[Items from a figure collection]
______

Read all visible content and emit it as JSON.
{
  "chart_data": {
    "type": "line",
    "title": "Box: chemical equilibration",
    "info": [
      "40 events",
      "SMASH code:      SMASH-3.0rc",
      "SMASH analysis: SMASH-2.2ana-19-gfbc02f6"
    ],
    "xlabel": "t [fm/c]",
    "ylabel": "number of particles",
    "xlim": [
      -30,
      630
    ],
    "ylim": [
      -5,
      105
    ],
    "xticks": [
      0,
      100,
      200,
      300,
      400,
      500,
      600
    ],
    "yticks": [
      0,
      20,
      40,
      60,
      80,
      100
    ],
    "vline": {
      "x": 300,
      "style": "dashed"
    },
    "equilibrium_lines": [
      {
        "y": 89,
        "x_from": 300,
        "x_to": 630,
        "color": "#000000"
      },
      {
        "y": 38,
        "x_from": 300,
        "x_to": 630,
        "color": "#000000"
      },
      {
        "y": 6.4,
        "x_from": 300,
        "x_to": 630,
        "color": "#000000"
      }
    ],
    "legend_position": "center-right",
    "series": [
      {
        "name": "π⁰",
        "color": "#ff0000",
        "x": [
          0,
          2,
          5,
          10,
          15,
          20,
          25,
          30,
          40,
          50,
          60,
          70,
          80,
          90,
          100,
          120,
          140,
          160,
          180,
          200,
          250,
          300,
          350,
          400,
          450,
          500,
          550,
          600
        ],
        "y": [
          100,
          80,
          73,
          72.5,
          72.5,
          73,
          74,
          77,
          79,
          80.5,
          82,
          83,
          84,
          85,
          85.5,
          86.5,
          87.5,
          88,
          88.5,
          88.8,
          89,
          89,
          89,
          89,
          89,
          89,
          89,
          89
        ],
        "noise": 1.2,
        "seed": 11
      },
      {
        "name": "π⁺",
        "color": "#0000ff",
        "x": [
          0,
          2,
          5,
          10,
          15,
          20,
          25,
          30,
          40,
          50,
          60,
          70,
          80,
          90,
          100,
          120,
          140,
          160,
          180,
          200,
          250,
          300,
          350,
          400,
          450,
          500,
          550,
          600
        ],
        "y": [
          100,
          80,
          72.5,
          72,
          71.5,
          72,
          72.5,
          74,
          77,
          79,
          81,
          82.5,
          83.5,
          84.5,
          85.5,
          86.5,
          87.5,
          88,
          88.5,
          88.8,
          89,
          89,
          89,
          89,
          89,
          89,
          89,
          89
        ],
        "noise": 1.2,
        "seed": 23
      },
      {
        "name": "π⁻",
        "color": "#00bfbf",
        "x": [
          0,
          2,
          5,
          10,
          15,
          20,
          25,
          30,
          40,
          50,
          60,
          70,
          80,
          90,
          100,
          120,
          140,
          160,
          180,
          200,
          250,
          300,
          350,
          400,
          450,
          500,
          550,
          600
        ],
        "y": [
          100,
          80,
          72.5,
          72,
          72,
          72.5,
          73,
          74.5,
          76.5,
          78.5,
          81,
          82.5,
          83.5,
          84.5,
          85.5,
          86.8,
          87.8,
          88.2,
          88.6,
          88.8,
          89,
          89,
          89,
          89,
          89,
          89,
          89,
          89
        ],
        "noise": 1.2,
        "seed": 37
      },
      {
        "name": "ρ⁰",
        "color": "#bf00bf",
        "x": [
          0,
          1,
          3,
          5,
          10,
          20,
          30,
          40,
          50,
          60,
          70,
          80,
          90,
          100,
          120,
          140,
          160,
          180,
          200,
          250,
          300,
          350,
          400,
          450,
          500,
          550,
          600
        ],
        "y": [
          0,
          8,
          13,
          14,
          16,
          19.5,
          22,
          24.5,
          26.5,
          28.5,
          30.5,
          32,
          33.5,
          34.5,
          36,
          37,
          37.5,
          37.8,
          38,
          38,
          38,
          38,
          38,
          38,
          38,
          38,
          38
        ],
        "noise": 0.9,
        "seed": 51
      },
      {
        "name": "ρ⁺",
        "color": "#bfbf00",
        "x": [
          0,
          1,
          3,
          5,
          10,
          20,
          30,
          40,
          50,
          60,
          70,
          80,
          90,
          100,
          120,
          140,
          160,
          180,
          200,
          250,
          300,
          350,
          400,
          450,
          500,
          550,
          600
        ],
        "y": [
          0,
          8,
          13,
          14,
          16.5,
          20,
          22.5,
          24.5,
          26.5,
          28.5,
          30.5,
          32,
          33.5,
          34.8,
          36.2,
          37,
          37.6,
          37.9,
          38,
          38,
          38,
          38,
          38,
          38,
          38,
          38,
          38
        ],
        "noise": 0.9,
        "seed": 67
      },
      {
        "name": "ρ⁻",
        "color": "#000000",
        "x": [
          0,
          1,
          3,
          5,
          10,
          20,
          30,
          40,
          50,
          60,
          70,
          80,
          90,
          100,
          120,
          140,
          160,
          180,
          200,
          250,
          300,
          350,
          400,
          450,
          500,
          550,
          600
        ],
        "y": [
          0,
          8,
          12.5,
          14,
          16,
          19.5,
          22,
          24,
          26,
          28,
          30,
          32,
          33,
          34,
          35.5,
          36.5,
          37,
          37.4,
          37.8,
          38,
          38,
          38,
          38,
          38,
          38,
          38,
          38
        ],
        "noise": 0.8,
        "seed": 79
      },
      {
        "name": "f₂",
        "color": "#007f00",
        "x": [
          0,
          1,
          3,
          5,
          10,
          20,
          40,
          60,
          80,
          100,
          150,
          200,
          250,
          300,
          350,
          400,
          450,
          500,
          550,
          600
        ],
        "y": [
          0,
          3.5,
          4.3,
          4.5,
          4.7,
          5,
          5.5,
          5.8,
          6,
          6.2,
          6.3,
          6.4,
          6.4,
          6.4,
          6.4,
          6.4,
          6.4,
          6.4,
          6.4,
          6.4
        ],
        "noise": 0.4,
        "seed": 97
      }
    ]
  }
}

______

• _THE TASK_: Using the data above, say how many lines include "seed". No other reply is needed.

• _ANSWER TO THE PROBLEM_: 7